• _GIVEN PROBLEM_:
Copy out each line that includes the word "талии".

· · · ·

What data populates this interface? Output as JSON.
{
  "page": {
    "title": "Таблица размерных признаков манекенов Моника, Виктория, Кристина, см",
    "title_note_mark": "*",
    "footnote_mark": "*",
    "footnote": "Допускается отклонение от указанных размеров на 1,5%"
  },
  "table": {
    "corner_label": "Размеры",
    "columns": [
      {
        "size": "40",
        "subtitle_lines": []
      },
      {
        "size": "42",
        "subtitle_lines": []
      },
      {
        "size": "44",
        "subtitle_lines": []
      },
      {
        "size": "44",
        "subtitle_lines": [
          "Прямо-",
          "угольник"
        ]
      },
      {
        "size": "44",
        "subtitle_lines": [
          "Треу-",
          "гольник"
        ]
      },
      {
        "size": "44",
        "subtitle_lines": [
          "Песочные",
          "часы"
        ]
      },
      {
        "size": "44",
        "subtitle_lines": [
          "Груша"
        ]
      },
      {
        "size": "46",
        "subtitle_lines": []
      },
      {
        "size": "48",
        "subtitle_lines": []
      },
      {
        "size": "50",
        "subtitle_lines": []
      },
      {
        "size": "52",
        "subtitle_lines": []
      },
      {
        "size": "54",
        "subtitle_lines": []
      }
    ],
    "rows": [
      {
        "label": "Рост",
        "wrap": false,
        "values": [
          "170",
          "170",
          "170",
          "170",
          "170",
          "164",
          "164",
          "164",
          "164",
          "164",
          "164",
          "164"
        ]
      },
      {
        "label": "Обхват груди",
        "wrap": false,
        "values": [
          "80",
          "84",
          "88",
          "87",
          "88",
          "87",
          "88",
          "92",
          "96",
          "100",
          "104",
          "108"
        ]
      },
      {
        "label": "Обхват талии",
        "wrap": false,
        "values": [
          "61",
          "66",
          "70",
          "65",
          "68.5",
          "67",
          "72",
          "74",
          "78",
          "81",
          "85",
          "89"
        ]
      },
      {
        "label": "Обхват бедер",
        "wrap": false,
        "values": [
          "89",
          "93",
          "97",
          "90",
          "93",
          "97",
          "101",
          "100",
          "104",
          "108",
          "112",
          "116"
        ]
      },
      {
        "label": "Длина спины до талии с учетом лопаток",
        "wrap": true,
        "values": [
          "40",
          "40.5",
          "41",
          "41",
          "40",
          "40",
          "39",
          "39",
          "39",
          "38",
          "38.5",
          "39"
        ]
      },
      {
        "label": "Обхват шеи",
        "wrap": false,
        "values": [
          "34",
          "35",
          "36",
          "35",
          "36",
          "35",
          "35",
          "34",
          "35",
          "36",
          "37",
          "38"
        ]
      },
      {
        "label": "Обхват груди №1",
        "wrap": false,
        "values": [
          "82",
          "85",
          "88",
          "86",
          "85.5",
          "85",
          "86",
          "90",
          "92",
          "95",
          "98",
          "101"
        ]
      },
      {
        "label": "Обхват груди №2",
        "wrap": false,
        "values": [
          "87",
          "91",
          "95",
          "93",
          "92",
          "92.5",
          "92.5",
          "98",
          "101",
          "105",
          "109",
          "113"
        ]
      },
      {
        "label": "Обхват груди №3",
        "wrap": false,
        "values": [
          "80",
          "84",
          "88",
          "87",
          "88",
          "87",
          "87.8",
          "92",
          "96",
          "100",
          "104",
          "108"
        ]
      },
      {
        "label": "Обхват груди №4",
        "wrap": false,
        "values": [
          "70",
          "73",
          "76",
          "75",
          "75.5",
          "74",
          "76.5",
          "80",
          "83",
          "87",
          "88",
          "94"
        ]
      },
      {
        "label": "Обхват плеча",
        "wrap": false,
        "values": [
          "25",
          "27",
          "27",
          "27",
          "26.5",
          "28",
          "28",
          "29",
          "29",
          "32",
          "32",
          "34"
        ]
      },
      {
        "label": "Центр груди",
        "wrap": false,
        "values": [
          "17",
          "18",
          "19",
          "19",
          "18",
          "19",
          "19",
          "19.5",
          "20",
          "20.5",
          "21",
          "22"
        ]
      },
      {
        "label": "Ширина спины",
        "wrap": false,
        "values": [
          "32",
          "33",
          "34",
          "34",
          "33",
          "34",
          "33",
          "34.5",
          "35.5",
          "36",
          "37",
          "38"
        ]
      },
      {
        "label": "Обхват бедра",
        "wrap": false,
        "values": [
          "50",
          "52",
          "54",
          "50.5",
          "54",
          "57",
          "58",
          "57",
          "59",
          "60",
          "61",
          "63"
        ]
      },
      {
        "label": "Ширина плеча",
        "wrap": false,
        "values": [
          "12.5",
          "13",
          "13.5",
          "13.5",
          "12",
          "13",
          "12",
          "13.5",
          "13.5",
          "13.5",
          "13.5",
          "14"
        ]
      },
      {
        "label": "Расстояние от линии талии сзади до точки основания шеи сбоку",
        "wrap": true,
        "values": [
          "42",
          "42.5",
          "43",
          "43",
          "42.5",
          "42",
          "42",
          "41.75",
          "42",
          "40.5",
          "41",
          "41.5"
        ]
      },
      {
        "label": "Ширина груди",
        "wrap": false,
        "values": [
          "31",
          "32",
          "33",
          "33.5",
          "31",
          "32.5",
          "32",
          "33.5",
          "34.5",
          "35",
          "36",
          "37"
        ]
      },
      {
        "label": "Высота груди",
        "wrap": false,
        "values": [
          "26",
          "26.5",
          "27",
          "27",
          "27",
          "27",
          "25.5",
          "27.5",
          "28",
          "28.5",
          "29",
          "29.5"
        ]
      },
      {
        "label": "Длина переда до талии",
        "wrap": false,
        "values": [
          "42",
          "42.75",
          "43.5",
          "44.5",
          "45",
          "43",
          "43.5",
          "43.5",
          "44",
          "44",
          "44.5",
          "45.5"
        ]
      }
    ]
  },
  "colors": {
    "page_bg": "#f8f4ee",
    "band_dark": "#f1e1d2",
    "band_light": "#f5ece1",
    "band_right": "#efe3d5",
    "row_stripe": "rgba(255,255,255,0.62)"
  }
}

· · · ·

• _ANSWER_:
        "label": "Обхват талии",
        "label": "Длина спины до талии с учетом лопаток",
        "label": "Расстояние от линии талии сзади до точки основания шеи сбоку",
        "label": "Длина переда до талии",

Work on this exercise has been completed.